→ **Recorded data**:
# # # #
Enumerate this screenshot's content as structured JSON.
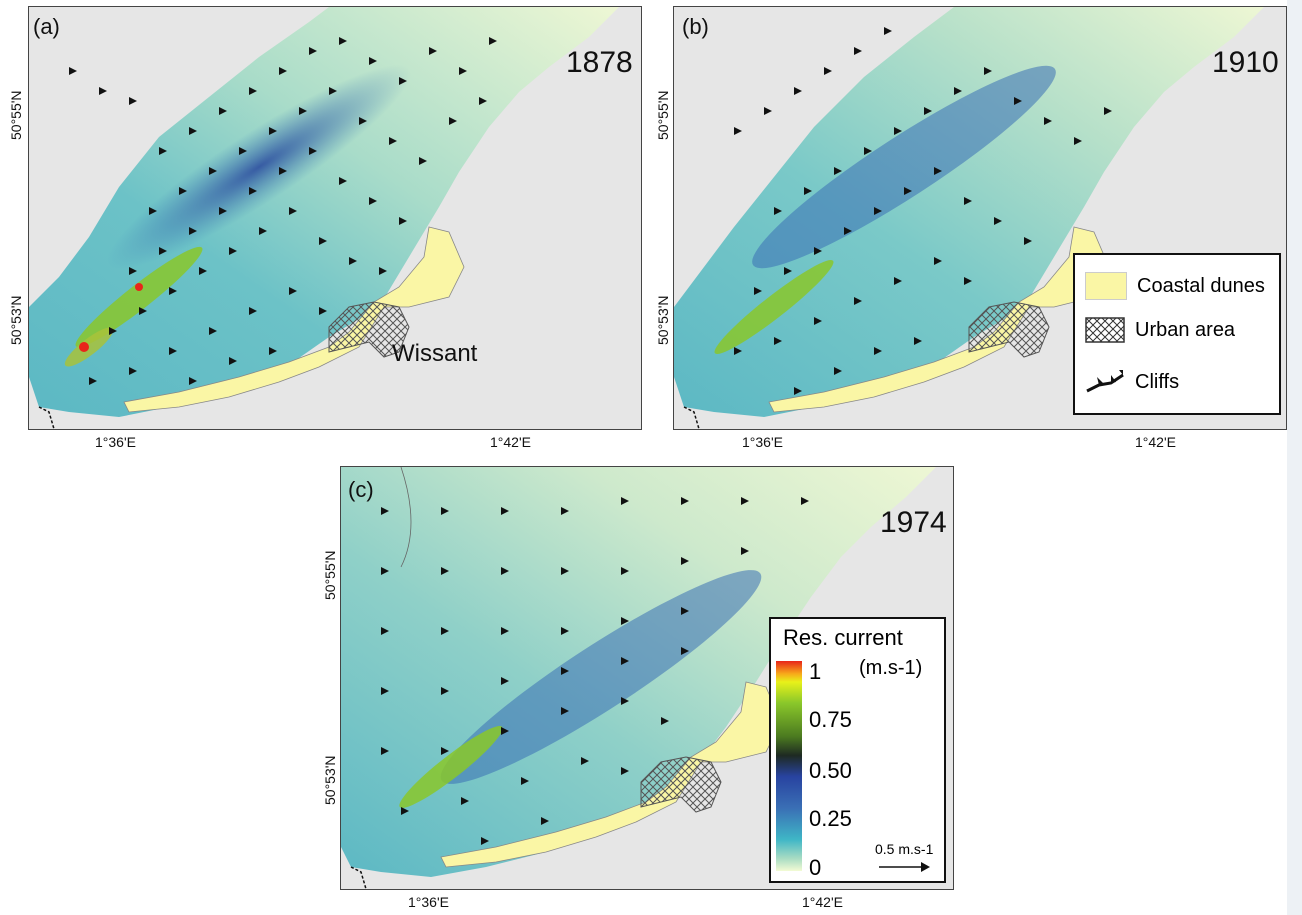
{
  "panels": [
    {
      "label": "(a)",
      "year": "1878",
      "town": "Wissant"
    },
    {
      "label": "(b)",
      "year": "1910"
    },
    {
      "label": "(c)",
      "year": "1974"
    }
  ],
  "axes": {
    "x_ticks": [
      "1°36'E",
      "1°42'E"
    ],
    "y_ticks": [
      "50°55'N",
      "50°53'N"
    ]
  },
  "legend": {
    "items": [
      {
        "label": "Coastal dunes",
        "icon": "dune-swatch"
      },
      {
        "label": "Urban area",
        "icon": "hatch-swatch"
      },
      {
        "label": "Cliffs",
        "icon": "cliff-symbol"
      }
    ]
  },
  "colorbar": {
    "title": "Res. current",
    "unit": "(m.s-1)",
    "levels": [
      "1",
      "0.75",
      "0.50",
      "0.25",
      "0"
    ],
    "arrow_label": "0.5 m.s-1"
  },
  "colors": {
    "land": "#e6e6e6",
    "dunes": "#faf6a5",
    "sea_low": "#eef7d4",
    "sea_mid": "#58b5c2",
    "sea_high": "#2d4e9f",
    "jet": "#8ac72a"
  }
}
# # # #
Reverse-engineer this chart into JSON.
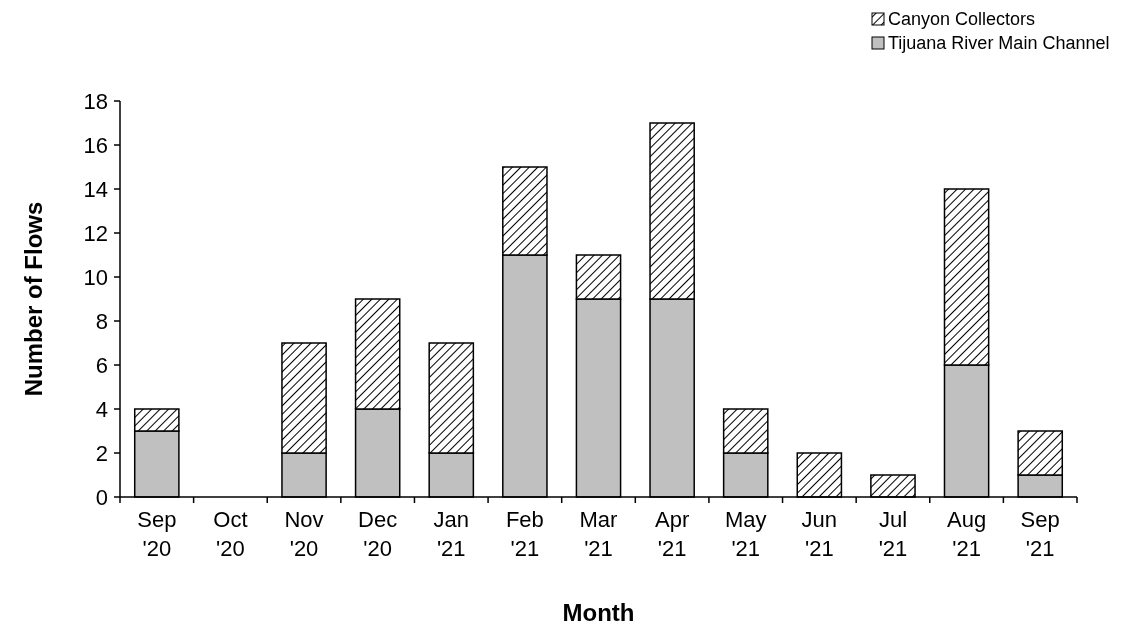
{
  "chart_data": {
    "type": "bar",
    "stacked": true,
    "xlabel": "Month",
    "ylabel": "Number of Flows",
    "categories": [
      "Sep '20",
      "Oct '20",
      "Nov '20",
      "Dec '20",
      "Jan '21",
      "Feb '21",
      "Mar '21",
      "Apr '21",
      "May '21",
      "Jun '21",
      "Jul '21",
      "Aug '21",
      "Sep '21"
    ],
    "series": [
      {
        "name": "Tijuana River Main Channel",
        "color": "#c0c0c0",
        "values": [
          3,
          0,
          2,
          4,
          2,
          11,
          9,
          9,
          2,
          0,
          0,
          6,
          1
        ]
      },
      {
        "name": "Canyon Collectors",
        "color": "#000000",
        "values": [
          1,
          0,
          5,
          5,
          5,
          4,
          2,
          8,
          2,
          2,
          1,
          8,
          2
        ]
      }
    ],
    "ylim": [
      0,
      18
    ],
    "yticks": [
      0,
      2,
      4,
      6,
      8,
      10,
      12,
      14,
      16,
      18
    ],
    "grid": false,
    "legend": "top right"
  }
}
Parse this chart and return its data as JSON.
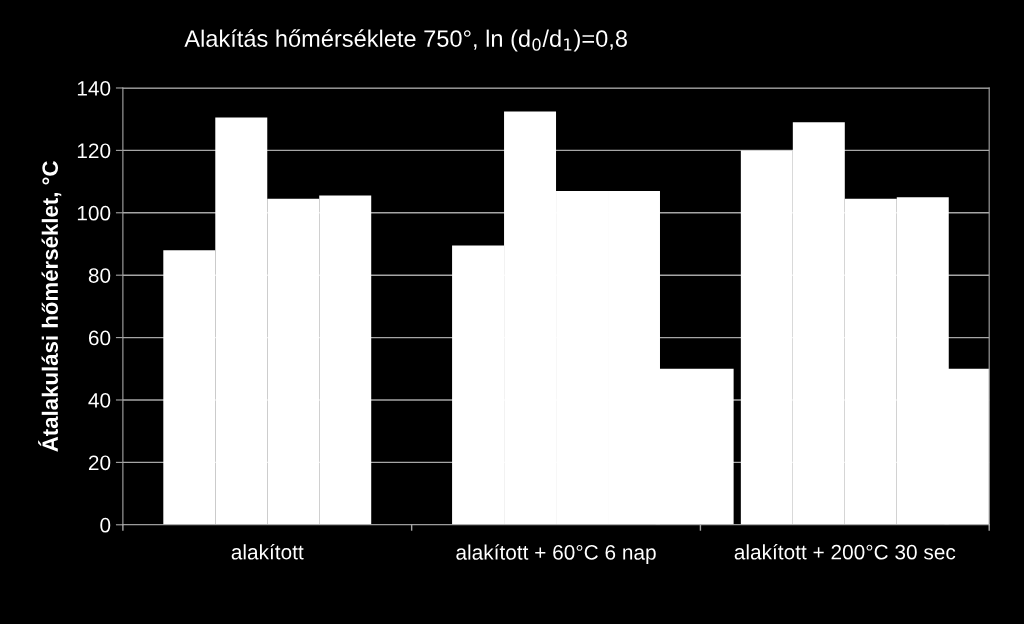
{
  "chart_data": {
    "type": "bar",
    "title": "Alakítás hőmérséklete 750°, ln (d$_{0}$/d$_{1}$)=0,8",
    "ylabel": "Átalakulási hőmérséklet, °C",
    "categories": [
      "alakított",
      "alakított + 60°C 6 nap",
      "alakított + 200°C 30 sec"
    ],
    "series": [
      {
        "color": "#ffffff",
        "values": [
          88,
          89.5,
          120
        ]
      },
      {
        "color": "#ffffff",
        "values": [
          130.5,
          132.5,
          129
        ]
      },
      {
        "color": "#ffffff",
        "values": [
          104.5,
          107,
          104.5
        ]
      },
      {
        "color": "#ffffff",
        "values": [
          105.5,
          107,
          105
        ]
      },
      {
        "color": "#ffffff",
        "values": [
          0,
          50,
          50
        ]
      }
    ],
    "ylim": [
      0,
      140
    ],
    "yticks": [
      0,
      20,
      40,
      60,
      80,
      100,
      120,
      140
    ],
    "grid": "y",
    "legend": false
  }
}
# # # #
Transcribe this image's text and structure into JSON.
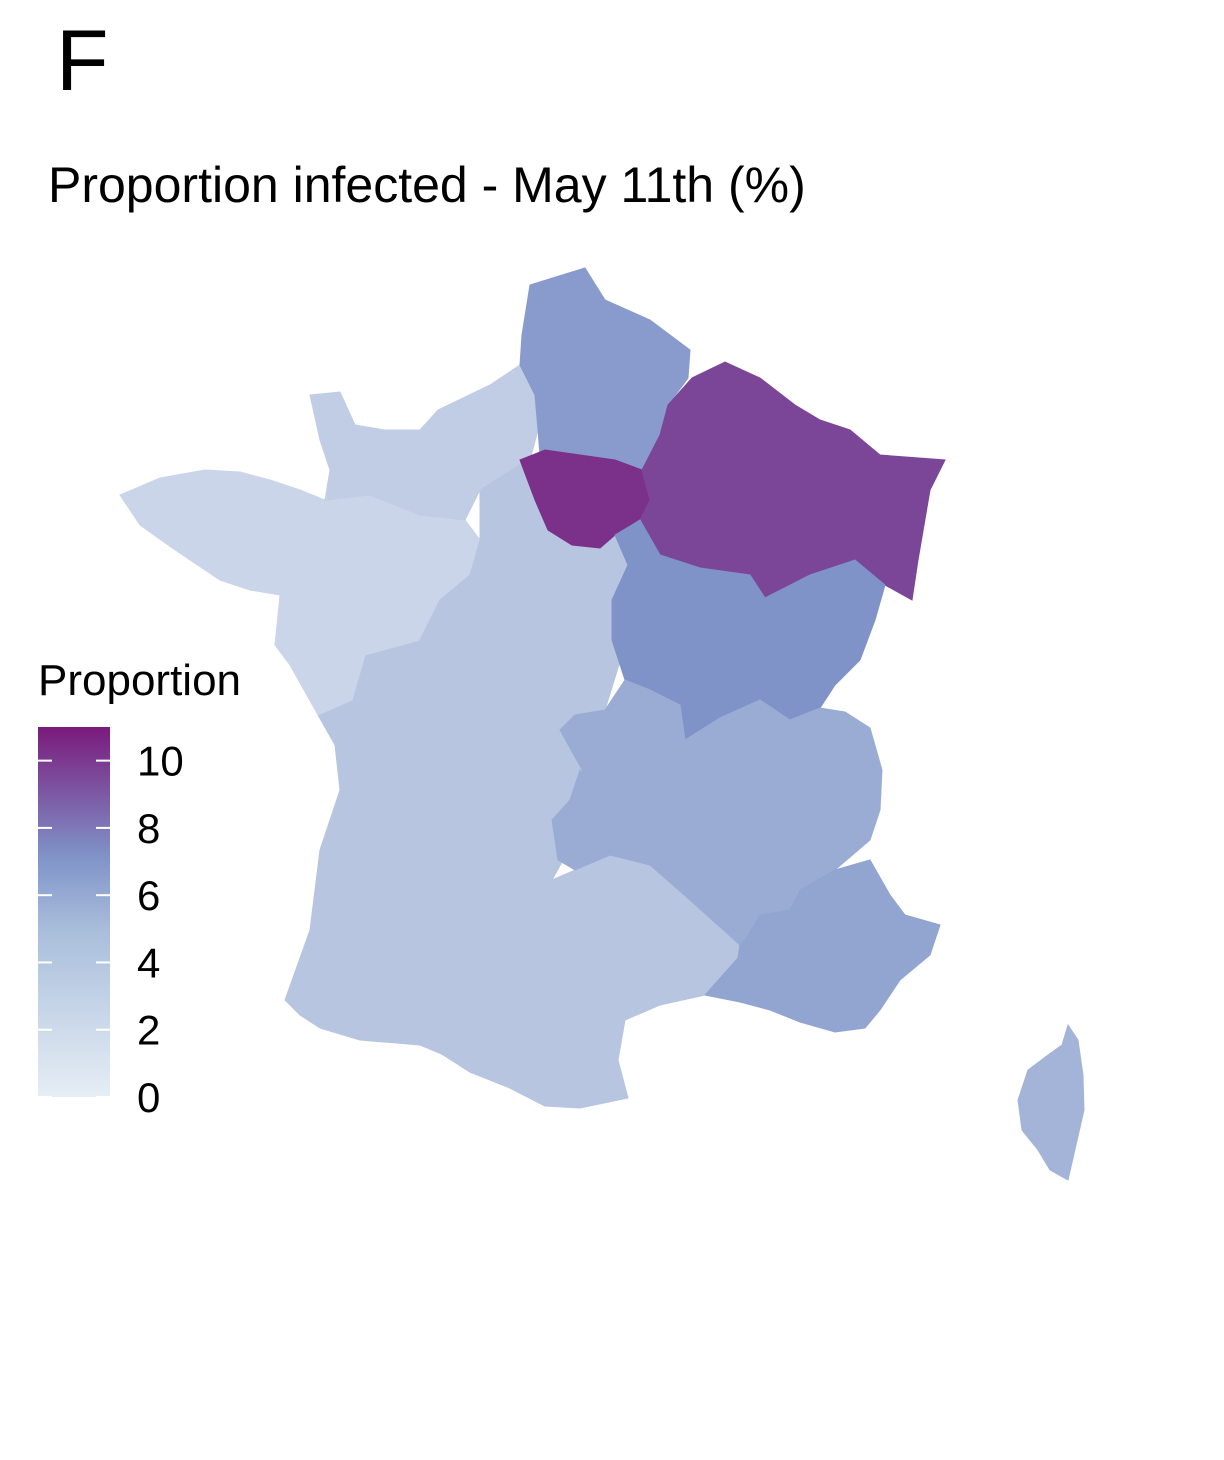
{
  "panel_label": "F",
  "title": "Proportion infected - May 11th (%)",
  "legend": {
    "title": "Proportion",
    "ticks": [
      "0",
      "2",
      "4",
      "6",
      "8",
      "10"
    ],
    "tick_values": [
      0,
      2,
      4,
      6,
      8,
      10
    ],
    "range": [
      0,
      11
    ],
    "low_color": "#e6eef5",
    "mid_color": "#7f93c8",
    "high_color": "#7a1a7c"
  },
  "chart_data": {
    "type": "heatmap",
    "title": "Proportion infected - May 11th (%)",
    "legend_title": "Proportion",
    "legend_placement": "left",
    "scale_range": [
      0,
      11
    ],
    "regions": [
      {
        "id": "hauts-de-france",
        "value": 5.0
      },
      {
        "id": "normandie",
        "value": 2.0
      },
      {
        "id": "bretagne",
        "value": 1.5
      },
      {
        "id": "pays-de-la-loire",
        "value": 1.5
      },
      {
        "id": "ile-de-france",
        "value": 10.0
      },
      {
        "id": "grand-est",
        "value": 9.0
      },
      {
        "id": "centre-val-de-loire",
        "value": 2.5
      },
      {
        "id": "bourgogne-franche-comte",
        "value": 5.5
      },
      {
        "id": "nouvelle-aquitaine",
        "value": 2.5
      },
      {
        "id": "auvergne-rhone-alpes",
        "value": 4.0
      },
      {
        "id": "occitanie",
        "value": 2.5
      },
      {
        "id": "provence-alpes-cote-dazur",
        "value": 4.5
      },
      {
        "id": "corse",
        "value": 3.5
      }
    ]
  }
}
# # # #
→ **Aim of the task**: Find how many of the lines above have the word "into" in them. State only that number.

→ **Final result**: 2